EXERCISE BRIEF. Tally the lines below that contain "objetivo". The number is the whole answer.

RECORDS SUPPLIED.
- - - -
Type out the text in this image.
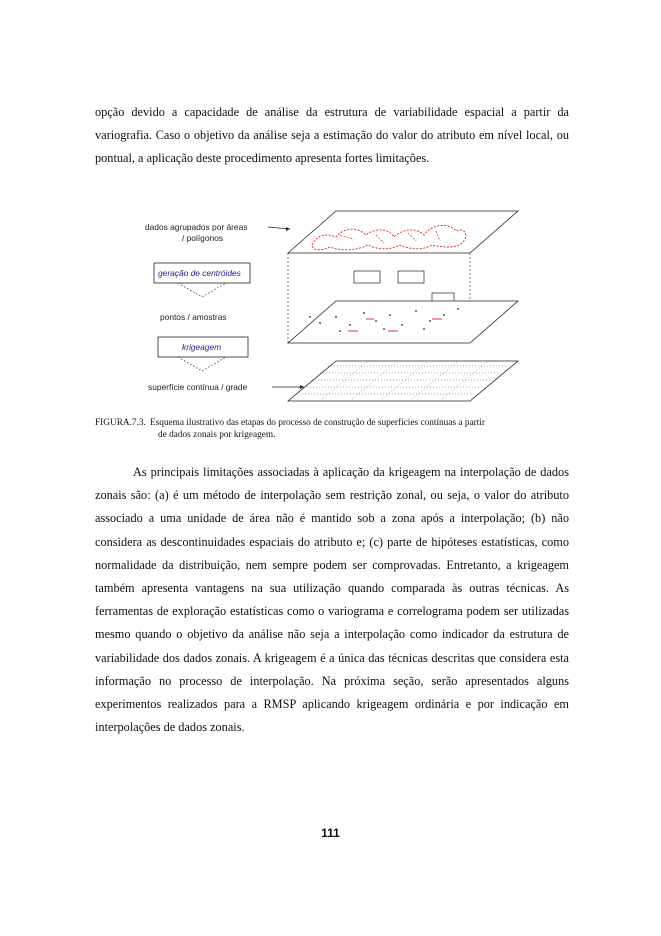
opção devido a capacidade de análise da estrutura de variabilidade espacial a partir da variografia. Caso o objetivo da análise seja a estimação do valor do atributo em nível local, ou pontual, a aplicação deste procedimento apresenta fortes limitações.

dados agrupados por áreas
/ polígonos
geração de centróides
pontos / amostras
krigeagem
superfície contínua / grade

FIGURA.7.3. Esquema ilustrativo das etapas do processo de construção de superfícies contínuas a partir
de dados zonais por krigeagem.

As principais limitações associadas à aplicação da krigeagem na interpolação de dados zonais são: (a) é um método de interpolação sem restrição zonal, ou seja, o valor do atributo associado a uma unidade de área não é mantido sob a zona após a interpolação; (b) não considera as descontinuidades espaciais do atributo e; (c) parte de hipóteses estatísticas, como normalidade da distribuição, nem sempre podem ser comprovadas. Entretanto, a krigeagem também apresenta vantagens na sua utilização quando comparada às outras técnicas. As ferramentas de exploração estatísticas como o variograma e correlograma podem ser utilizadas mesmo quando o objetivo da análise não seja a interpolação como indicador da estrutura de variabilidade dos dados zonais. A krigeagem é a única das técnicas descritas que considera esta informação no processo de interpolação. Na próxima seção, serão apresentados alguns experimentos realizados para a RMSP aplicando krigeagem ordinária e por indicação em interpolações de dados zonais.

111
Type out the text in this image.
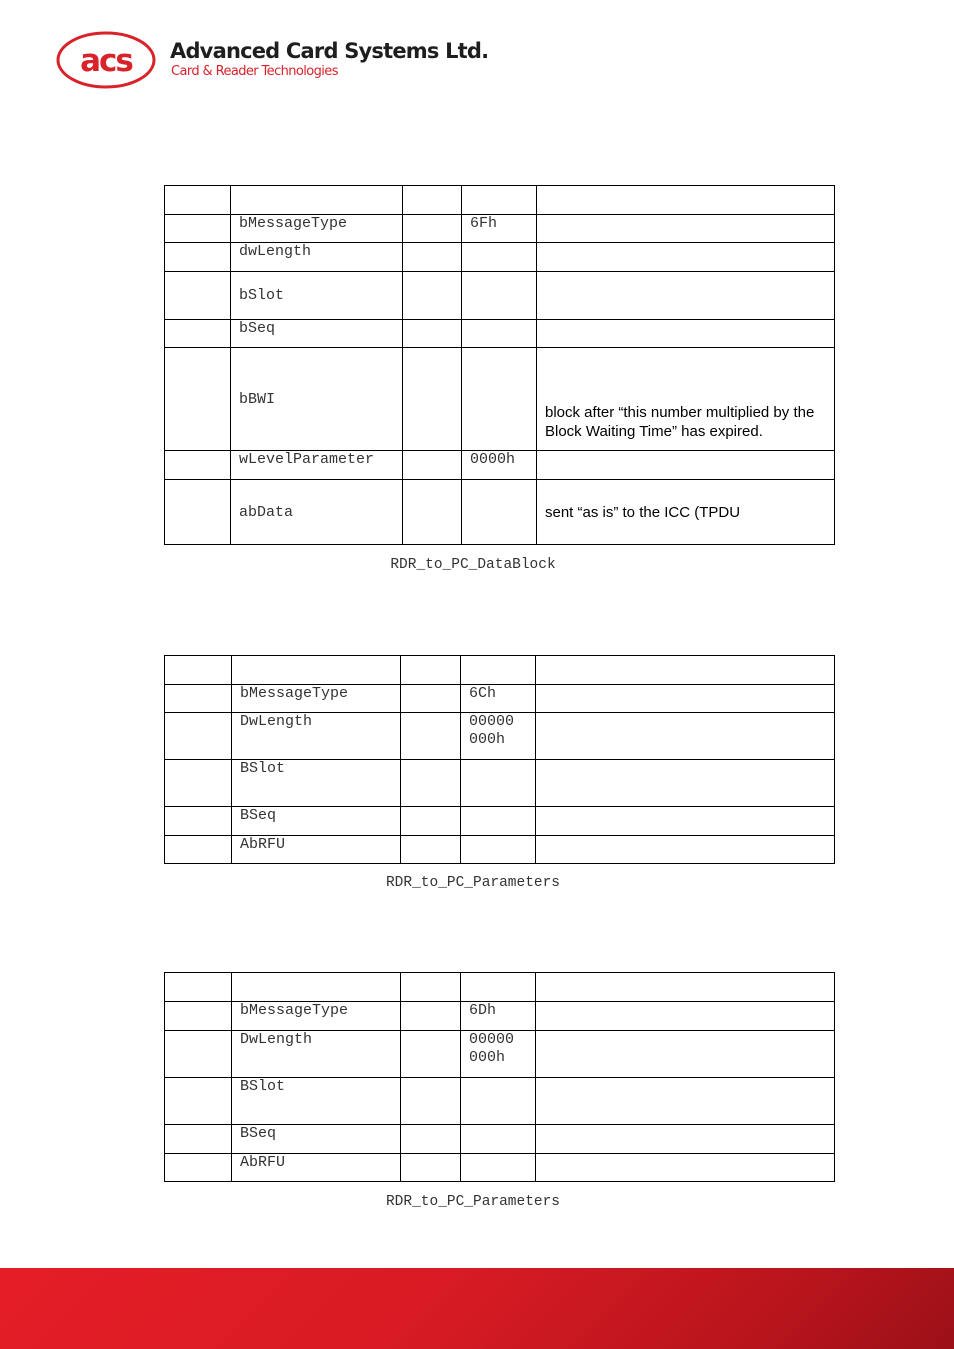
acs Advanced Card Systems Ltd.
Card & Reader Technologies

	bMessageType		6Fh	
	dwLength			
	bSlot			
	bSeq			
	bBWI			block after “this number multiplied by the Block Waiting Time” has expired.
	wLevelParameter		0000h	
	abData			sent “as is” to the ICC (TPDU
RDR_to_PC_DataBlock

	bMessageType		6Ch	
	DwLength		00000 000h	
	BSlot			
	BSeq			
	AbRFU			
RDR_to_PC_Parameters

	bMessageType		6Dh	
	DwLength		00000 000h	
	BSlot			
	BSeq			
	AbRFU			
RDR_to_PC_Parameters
- - - -
FULL OUTPUT. 2